__What you are asked to do__.
Give only the number of lines in the listing below where the string "설립승인을" occurs.

(Records from a collection)
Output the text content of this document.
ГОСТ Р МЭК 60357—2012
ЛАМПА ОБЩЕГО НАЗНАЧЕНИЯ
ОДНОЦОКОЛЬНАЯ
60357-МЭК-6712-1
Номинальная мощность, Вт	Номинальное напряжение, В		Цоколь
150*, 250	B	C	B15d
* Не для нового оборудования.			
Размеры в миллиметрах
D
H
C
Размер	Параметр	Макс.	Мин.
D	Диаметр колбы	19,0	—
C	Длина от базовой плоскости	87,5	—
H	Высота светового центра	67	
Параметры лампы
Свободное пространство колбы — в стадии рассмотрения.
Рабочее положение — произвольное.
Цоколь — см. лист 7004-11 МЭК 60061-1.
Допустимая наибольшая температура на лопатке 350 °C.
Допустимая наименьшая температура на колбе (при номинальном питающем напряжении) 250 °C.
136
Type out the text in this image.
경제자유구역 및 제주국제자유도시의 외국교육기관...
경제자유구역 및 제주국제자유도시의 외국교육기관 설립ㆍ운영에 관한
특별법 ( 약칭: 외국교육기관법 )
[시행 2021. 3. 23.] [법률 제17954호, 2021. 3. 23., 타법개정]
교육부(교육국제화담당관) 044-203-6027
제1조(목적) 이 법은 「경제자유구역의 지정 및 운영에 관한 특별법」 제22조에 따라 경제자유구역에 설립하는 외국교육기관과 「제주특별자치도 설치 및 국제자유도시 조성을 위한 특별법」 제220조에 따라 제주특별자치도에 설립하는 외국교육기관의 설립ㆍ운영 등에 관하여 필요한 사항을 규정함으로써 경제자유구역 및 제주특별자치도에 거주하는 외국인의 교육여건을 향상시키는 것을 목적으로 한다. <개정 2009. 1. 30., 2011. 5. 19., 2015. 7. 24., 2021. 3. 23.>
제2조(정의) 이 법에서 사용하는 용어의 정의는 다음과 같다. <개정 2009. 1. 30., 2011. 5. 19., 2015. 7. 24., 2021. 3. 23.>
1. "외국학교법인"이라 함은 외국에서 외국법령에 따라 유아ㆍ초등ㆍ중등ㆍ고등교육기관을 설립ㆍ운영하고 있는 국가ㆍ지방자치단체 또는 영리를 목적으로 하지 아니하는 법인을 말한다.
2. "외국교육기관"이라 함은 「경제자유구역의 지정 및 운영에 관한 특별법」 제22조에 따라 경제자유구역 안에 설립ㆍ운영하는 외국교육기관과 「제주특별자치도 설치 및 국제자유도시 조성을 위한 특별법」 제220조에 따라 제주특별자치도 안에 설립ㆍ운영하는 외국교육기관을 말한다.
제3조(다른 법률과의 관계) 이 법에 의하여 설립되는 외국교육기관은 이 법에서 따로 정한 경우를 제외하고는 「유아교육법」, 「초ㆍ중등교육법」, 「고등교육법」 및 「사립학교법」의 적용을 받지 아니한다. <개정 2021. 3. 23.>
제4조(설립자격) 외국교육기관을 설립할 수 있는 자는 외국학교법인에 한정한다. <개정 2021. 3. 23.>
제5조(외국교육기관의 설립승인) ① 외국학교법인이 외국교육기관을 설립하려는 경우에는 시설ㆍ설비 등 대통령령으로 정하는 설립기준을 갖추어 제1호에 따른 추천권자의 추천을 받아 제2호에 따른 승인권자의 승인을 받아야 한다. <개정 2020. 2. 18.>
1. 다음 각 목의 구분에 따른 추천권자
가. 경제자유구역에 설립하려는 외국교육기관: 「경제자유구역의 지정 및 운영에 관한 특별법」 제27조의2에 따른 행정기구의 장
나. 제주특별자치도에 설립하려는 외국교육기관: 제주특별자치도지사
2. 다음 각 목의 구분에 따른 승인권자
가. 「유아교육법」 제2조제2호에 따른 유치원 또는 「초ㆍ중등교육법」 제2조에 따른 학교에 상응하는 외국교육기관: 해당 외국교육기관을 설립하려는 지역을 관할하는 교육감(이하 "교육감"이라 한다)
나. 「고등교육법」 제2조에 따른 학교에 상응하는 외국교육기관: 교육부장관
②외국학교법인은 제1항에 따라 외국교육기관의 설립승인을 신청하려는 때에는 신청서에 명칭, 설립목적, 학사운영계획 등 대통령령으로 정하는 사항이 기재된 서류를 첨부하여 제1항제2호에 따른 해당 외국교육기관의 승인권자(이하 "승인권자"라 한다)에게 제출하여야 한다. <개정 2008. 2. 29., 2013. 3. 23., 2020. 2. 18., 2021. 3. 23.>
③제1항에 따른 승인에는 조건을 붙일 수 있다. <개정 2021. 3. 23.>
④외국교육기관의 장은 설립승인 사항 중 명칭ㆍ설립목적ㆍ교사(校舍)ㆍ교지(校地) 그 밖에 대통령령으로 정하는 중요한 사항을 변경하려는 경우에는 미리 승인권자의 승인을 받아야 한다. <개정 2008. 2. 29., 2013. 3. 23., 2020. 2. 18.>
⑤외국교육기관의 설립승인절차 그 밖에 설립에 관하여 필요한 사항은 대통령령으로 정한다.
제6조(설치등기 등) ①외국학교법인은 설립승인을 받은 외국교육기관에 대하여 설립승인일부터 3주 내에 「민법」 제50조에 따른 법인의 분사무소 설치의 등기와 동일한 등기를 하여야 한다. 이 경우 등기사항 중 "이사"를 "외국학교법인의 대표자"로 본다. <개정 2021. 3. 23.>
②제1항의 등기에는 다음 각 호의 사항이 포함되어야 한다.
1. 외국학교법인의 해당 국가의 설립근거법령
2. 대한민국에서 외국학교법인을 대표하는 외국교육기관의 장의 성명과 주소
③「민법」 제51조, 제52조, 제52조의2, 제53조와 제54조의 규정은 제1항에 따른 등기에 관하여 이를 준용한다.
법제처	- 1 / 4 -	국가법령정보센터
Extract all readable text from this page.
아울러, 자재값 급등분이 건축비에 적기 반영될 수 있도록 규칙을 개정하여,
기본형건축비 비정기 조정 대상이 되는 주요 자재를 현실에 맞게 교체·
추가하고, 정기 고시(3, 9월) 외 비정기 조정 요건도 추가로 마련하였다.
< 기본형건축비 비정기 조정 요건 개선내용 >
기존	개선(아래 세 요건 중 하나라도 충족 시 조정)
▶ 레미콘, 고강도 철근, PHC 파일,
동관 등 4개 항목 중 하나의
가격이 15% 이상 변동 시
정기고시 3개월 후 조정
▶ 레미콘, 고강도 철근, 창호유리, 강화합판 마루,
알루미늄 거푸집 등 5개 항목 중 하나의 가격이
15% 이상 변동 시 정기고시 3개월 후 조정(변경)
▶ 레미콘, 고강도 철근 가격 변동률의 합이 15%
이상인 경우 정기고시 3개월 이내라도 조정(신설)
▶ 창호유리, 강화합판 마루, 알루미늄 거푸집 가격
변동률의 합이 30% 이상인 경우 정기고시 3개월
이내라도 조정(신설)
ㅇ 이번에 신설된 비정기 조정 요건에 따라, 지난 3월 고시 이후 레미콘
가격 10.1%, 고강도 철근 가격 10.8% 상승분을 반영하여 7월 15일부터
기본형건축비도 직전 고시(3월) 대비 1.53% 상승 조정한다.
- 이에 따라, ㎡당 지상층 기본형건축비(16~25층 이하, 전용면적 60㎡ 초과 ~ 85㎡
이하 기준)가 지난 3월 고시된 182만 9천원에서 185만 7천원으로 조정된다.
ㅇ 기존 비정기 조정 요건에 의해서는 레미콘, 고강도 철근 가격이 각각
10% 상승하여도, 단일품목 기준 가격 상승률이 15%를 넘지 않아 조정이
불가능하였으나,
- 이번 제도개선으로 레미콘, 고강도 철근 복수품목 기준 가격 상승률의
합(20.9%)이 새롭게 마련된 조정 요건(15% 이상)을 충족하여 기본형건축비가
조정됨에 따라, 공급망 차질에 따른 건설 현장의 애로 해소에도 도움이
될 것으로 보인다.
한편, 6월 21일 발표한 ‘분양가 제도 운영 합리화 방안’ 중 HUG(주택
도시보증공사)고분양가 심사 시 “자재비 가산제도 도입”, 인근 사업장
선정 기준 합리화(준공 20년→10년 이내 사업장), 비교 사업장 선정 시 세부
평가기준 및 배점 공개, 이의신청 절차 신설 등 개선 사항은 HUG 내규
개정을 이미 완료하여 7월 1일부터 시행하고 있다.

__Exercise output__.
2